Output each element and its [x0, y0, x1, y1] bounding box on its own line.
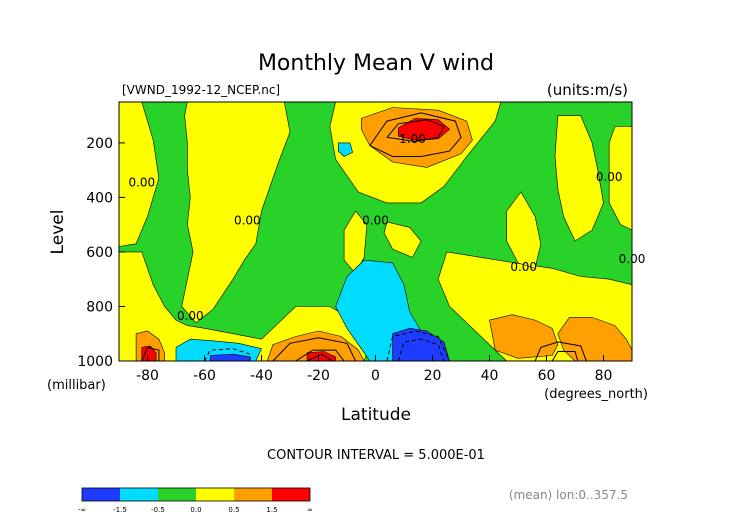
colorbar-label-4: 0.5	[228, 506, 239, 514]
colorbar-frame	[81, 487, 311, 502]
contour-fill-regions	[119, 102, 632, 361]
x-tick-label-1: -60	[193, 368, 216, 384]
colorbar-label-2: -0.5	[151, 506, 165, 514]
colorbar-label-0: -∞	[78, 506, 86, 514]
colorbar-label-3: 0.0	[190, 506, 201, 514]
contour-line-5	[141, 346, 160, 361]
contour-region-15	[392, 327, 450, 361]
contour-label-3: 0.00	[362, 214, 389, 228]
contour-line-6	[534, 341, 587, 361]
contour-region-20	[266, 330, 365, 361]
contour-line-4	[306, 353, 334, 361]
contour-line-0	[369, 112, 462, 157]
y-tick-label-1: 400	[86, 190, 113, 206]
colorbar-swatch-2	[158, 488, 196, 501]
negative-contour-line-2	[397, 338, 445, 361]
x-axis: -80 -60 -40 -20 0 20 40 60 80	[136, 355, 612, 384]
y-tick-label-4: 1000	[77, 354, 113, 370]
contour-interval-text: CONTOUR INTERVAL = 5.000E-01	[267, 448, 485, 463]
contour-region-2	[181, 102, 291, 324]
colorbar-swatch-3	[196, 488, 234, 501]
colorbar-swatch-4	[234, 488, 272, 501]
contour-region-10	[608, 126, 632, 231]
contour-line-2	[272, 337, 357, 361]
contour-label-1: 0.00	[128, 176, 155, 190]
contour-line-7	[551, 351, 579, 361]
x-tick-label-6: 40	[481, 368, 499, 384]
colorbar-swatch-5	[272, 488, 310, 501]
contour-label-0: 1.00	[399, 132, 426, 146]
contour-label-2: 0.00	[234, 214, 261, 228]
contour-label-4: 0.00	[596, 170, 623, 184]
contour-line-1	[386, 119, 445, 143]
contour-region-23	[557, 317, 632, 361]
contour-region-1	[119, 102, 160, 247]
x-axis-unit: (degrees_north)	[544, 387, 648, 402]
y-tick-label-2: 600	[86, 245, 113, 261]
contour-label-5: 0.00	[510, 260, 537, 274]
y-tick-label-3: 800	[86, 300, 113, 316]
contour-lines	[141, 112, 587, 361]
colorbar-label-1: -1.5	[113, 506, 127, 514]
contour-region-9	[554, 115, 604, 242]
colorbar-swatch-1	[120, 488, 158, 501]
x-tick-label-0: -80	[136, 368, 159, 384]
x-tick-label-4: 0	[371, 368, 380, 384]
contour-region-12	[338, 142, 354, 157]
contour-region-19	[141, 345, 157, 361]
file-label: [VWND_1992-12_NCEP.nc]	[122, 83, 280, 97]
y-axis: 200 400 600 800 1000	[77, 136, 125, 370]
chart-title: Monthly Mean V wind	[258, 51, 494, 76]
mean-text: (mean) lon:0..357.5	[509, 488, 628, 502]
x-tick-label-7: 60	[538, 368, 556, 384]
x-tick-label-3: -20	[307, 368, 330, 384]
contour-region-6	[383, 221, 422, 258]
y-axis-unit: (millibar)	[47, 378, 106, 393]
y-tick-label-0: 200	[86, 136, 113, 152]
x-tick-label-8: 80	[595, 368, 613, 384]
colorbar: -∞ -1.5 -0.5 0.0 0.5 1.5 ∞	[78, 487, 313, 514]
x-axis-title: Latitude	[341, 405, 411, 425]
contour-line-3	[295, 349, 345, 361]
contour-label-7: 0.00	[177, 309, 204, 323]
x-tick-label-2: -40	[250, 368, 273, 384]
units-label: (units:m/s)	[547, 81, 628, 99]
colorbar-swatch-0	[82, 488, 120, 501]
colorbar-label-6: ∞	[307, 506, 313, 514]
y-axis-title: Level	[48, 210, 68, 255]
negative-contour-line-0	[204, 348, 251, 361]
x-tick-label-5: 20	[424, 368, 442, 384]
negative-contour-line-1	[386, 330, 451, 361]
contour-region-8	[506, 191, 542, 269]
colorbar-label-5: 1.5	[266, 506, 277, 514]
════════════════════
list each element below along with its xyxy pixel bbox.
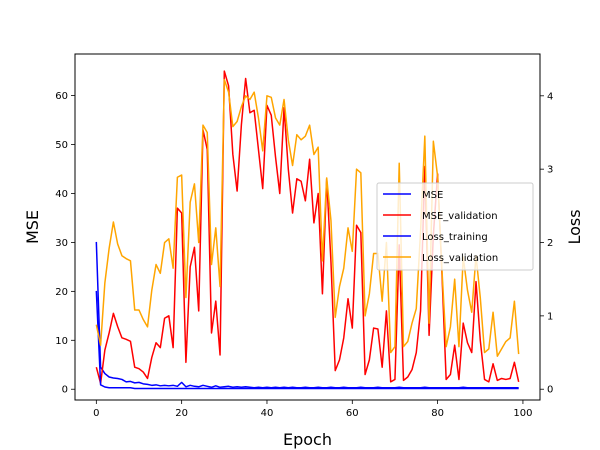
════════════════════
■ Exercise instructions ■
Please duplicate the part of the entries that opens with the line containing "Output each element" and closes with the line containing "506, 165, 514]", both ends included. Leave the pictures out of your answer.

■ Full output ■
Output each element and its [x0, y0, x1, y1] bounding box on its own line.
colorbar-label-4: 0.5	[228, 506, 239, 514]
colorbar-frame	[81, 487, 311, 502]
contour-fill-regions	[119, 102, 632, 361]
x-tick-label-1: -60	[193, 368, 216, 384]
colorbar-label-2: -0.5	[151, 506, 165, 514]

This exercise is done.